**Given entries:**
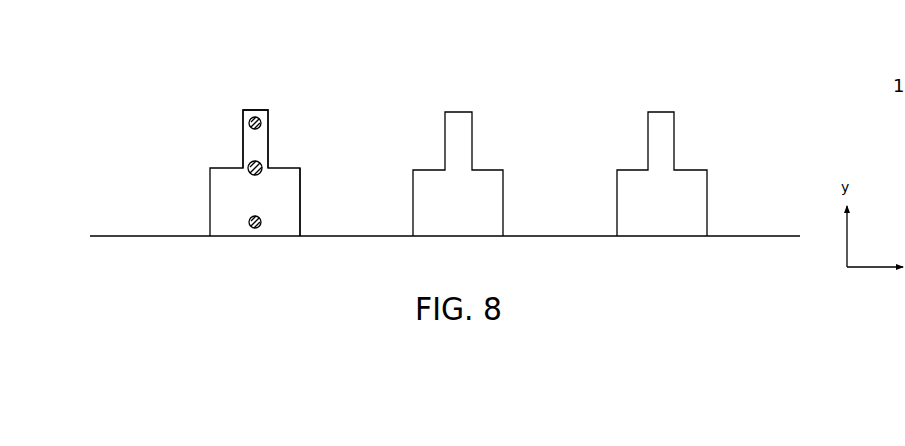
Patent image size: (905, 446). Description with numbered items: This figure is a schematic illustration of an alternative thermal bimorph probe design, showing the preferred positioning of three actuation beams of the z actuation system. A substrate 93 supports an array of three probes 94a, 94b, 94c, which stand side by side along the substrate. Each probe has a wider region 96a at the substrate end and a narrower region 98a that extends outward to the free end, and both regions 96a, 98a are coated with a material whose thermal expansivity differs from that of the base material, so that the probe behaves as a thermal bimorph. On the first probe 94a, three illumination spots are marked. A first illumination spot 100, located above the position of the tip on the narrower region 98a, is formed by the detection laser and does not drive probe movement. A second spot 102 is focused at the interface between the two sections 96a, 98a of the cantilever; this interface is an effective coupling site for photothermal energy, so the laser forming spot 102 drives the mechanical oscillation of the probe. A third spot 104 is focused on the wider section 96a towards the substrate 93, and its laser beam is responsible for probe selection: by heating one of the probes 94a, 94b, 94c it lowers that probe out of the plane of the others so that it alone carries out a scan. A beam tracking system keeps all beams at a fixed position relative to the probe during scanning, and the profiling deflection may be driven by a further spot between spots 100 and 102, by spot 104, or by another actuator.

The substrate 93 is at (123, 233).
The probe 94a is at (166, 166).
The probe 94b is at (414, 127).
The probe 94c is at (629, 129).
The wider region 96a is at (300, 207).
The narrower region 98a is at (268, 130).
The first illumination spot 100 is at (253, 112).
The second spot 102 is at (243, 166).
The third spot 104 is at (256, 233).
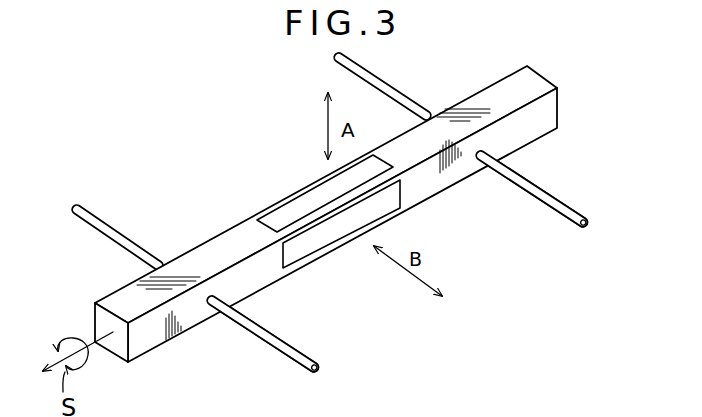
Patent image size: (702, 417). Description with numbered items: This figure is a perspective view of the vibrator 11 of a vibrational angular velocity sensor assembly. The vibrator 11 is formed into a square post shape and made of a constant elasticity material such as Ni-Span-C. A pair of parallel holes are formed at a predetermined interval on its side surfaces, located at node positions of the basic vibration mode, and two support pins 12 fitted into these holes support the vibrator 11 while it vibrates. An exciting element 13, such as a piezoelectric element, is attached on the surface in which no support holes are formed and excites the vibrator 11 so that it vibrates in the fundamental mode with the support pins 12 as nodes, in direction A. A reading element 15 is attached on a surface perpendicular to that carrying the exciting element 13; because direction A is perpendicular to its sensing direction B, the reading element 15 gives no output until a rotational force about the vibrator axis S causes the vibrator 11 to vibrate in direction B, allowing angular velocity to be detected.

The vibrator 11 is at (540, 121).
The support pins 12 is at (560, 203).
The exciting element 13 is at (377, 172).
The reading element 15 is at (342, 228).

**Requirements:**
Could you repeat every row above with "Patent image size" swapped for "Figure size" and nothing else changed, leaving the pictures out?

**Written answer:**
Figure size: (905, 446). Description with numbered items: This figure is a schematic illustration of an alternative thermal bimorph probe design, showing the preferred positioning of three actuation beams of the z actuation system. A substrate 93 supports an array of three probes 94a, 94b, 94c, which stand side by side along the substrate. Each probe has a wider region 96a at the substrate end and a narrower region 98a that extends outward to the free end, and both regions 96a, 98a are coated with a material whose thermal expansivity differs from that of the base material, so that the probe behaves as a thermal bimorph. On the first probe 94a, three illumination spots are marked. A first illumination spot 100, located above the position of the tip on the narrower region 98a, is formed by the detection laser and does not drive probe movement. A second spot 102 is focused at the interface between the two sections 96a, 98a of the cantilever; this interface is an effective coupling site for photothermal energy, so the laser forming spot 102 drives the mechanical oscillation of the probe. A third spot 104 is focused on the wider section 96a towards the substrate 93, and its laser beam is responsible for probe selection: by heating one of the probes 94a, 94b, 94c it lowers that probe out of the plane of the others so that it alone carries out a scan. A beam tracking system keeps all beams at a fixed position relative to the probe during scanning, and the profiling deflection may be driven by a further spot between spots 100 and 102, by spot 104, or by another actuator.

The substrate 93 is at (123, 233).
The probe 94a is at (166, 166).
The probe 94b is at (414, 127).
The probe 94c is at (629, 129).
The wider region 96a is at (300, 207).
The narrower region 98a is at (268, 130).
The first illumination spot 100 is at (253, 112).
The second spot 102 is at (243, 166).
The third spot 104 is at (256, 233).
Figure size: (702, 417). Description with numbered items: This figure is a perspective view of the vibrator 11 of a vibrational angular velocity sensor assembly. The vibrator 11 is formed into a square post shape and made of a constant elasticity material such as Ni-Span-C. A pair of parallel holes are formed at a predetermined interval on its side surfaces, located at node positions of the basic vibration mode, and two support pins 12 fitted into these holes support the vibrator 11 while it vibrates. An exciting element 13, such as a piezoelectric element, is attached on the surface in which no support holes are formed and excites the vibrator 11 so that it vibrates in the fundamental mode with the support pins 12 as nodes, in direction A. A reading element 15 is attached on a surface perpendicular to that carrying the exciting element 13; because direction A is perpendicular to its sensing direction B, the reading element 15 gives no output until a rotational force about the vibrator axis S causes the vibrator 11 to vibrate in direction B, allowing angular velocity to be detected.

The vibrator 11 is at (540, 121).
The support pins 12 is at (560, 203).
The exciting element 13 is at (377, 172).
The reading element 15 is at (342, 228).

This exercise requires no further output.